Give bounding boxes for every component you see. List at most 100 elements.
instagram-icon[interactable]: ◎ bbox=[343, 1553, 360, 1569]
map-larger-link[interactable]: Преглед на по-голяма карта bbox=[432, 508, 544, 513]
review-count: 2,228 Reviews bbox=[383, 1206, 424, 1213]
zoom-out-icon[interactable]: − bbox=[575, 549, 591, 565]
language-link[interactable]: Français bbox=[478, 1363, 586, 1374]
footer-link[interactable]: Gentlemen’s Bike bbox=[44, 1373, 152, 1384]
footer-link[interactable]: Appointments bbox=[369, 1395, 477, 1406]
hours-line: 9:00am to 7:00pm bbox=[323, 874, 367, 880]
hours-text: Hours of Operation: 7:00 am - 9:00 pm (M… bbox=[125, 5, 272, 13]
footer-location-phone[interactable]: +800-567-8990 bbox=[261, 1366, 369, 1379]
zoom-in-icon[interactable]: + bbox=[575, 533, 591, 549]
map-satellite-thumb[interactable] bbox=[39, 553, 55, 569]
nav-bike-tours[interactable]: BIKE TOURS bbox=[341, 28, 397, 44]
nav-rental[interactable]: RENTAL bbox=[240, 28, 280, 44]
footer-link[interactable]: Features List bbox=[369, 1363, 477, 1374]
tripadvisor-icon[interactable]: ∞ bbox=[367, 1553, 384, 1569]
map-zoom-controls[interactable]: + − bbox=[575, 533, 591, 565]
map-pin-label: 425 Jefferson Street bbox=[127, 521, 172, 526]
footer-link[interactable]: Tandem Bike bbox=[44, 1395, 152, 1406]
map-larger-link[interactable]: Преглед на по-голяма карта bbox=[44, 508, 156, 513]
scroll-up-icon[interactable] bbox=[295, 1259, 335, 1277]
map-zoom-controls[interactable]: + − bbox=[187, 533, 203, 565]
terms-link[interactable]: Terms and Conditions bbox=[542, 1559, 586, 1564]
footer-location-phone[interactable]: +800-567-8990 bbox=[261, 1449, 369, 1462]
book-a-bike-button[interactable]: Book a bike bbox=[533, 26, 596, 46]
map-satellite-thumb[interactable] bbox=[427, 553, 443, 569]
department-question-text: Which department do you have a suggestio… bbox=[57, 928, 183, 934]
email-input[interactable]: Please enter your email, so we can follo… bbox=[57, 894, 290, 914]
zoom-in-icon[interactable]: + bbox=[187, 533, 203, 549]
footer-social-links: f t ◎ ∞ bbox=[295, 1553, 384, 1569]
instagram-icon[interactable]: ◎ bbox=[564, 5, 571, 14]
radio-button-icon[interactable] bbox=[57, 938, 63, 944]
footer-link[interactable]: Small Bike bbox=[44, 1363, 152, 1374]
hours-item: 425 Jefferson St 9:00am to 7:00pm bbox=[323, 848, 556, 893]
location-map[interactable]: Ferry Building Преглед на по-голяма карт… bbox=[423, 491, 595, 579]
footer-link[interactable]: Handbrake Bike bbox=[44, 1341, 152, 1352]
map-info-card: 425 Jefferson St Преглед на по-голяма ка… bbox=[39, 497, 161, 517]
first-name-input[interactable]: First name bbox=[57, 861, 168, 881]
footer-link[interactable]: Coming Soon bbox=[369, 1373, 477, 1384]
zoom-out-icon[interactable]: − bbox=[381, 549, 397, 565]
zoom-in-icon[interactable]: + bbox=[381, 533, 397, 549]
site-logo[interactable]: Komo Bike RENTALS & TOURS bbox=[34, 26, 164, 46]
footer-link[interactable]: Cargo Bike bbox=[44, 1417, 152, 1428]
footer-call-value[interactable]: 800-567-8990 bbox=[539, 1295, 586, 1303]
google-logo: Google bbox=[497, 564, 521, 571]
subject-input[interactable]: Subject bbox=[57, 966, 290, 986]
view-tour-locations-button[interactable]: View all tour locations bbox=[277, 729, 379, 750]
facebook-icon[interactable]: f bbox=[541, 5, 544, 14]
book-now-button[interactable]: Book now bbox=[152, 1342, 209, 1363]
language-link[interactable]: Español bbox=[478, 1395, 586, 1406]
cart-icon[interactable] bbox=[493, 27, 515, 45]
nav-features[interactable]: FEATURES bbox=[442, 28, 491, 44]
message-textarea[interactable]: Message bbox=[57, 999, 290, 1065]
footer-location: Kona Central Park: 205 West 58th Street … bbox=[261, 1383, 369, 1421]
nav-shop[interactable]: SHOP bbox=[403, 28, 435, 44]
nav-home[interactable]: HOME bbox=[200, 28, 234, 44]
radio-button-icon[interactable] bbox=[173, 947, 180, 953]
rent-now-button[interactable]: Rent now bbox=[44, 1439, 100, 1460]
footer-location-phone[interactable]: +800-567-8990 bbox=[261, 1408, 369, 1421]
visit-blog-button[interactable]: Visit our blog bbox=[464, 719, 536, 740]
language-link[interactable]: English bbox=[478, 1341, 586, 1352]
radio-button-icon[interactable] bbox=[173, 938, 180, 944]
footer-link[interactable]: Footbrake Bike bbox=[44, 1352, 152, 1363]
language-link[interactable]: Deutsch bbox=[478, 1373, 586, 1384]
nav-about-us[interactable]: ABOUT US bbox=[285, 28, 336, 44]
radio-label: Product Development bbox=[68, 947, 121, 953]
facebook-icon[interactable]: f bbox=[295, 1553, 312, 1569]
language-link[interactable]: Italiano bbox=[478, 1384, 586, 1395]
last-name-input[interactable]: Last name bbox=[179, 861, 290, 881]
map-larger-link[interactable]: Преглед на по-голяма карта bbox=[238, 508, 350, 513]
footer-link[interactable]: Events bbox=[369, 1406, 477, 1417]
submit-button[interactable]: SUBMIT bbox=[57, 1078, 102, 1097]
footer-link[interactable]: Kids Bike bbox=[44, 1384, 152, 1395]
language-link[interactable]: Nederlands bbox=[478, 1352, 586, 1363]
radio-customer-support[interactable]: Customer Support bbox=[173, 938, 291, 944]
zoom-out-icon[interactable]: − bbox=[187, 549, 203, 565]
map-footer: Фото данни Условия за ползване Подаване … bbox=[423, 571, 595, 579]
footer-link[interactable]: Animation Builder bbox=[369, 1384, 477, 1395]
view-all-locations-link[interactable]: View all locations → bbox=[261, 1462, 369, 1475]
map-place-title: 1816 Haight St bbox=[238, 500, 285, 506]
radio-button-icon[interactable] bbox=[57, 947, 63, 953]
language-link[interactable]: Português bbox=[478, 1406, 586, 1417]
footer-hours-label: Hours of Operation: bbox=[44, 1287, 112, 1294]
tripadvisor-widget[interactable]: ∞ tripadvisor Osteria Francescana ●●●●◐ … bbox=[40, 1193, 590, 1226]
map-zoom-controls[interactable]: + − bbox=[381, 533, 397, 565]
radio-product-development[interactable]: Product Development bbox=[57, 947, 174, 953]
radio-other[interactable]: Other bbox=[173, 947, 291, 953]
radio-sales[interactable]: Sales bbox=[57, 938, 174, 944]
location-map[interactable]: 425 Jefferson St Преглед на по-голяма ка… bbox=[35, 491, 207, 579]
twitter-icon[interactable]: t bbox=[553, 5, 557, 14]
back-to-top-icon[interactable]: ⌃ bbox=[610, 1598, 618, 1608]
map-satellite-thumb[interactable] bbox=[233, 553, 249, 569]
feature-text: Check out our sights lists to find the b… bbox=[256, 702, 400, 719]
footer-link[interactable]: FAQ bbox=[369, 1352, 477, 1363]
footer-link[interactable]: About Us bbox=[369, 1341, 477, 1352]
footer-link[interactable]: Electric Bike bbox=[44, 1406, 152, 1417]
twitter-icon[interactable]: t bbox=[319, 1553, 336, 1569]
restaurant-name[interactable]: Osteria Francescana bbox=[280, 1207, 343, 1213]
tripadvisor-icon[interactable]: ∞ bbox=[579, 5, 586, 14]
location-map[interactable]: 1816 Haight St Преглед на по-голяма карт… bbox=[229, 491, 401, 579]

Exercise: Can you quote the entries above word for word, from the start of the entries through the line that contains "hours-line: 9:00am to"?

Task answer:
Give bounding boxes for every component you see. List at most 100 elements.
instagram-icon[interactable]: ◎ bbox=[343, 1553, 360, 1569]
map-larger-link[interactable]: Преглед на по-голяма карта bbox=[432, 508, 544, 513]
review-count: 2,228 Reviews bbox=[383, 1206, 424, 1213]
zoom-out-icon[interactable]: − bbox=[575, 549, 591, 565]
language-link[interactable]: Français bbox=[478, 1363, 586, 1374]
footer-link[interactable]: Gentlemen’s Bike bbox=[44, 1373, 152, 1384]
footer-link[interactable]: Appointments bbox=[369, 1395, 477, 1406]
hours-line: 9:00am to 7:00pm bbox=[323, 874, 367, 880]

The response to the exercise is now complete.